===== TASK INPUTS =====

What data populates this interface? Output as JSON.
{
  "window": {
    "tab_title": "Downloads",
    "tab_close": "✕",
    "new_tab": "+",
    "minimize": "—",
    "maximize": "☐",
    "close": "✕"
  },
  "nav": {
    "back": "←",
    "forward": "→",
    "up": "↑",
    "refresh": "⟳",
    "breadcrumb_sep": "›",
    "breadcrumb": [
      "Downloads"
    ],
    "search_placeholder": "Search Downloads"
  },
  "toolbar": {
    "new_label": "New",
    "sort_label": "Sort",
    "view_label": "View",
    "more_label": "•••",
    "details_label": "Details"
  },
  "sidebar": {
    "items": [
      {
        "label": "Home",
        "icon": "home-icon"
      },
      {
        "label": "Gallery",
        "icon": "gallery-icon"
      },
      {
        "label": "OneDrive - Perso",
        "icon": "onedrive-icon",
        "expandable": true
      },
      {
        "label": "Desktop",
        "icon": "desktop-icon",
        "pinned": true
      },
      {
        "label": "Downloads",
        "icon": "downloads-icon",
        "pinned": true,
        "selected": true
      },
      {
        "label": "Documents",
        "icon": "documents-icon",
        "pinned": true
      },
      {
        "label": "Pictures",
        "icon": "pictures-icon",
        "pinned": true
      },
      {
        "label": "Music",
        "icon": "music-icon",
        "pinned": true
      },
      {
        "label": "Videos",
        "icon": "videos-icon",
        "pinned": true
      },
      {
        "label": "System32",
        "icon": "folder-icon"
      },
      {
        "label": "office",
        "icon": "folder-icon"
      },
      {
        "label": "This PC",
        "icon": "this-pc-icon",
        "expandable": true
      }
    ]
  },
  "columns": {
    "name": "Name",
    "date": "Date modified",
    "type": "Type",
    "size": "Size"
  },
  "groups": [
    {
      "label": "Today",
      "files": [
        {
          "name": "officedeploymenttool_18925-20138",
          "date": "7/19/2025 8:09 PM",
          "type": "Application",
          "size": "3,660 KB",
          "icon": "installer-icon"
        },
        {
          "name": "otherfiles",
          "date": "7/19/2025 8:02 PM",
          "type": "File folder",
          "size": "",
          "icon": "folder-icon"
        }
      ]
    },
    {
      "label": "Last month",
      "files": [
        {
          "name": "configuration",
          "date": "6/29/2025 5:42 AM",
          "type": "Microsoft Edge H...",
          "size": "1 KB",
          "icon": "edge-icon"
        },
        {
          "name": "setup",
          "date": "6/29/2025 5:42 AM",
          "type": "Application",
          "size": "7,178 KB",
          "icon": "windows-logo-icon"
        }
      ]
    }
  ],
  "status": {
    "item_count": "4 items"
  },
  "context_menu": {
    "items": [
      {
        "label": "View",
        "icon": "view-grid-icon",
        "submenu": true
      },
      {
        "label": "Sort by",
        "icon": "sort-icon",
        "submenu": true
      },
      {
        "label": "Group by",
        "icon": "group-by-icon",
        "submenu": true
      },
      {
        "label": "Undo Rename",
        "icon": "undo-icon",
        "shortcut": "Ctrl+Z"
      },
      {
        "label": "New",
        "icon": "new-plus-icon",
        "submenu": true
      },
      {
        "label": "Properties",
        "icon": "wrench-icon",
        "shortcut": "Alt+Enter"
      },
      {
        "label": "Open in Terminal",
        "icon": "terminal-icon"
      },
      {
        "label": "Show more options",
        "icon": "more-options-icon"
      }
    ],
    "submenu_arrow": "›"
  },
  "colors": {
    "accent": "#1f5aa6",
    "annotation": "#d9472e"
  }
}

=====

## DIRECTIONS
Each record above should be returned exactly as it appears.

## FINISHED TASK
What data populates this interface? Output as JSON.
{
  "window": {
    "tab_title": "Downloads",
    "tab_close": "✕",
    "new_tab": "+",
    "minimize": "—",
    "maximize": "☐",
    "close": "✕"
  },
  "nav": {
    "back": "←",
    "forward": "→",
    "up": "↑",
    "refresh": "⟳",
    "breadcrumb_sep": "›",
    "breadcrumb": [
      "Downloads"
    ],
    "search_placeholder": "Search Downloads"
  },
  "toolbar": {
    "new_label": "New",
    "sort_label": "Sort",
    "view_label": "View",
    "more_label": "•••",
    "details_label": "Details"
  },
  "sidebar": {
    "items": [
      {
        "label": "Home",
        "icon": "home-icon"
      },
      {
        "label": "Gallery",
        "icon": "gallery-icon"
      },
      {
        "label": "OneDrive - Perso",
        "icon": "onedrive-icon",
        "expandable": true
      },
      {
        "label": "Desktop",
        "icon": "desktop-icon",
        "pinned": true
      },
      {
        "label": "Downloads",
        "icon": "downloads-icon",
        "pinned": true,
        "selected": true
      },
      {
        "label": "Documents",
        "icon": "documents-icon",
        "pinned": true
      },
      {
        "label": "Pictures",
        "icon": "pictures-icon",
        "pinned": true
      },
      {
        "label": "Music",
        "icon": "music-icon",
        "pinned": true
      },
      {
        "label": "Videos",
        "icon": "videos-icon",
        "pinned": true
      },
      {
        "label": "System32",
        "icon": "folder-icon"
      },
      {
        "label": "office",
        "icon": "folder-icon"
      },
      {
        "label": "This PC",
        "icon": "this-pc-icon",
        "expandable": true
      }
    ]
  },
  "columns": {
    "name": "Name",
    "date": "Date modified",
    "type": "Type",
    "size": "Size"
  },
  "groups": [
    {
      "label": "Today",
      "files": [
        {
          "name": "officedeploymenttool_18925-20138",
          "date": "7/19/2025 8:09 PM",
          "type": "Application",
          "size": "3,660 KB",
          "icon": "installer-icon"
        },
        {
          "name": "otherfiles",
          "date": "7/19/2025 8:02 PM",
          "type": "File folder",
          "size": "",
          "icon": "folder-icon"
        }
      ]
    },
    {
      "label": "Last month",
      "files": [
        {
          "name": "configuration",
          "date": "6/29/2025 5:42 AM",
          "type": "Microsoft Edge H...",
          "size": "1 KB",
          "icon": "edge-icon"
        },
        {
          "name": "setup",
          "date": "6/29/2025 5:42 AM",
          "type": "Application",
          "size": "7,178 KB",
          "icon": "windows-logo-icon"
        }
      ]
    }
  ],
  "status": {
    "item_count": "4 items"
  },
  "context_menu": {
    "items": [
      {
        "label": "View",
        "icon": "view-grid-icon",
        "submenu": true
      },
      {
        "label": "Sort by",
        "icon": "sort-icon",
        "submenu": true
      },
      {
        "label": "Group by",
        "icon": "group-by-icon",
        "submenu": true
      },
      {
        "label": "Undo Rename",
        "icon": "undo-icon",
        "shortcut": "Ctrl+Z"
      },
      {
        "label": "New",
        "icon": "new-plus-icon",
        "submenu": true
      },
      {
        "label": "Properties",
        "icon": "wrench-icon",
        "shortcut": "Alt+Enter"
      },
      {
        "label": "Open in Terminal",
        "icon": "terminal-icon"
      },
      {
        "label": "Show more options",
        "icon": "more-options-icon"
      }
    ],
    "submenu_arrow": "›"
  },
  "colors": {
    "accent": "#1f5aa6",
    "annotation": "#d9472e"
  }
}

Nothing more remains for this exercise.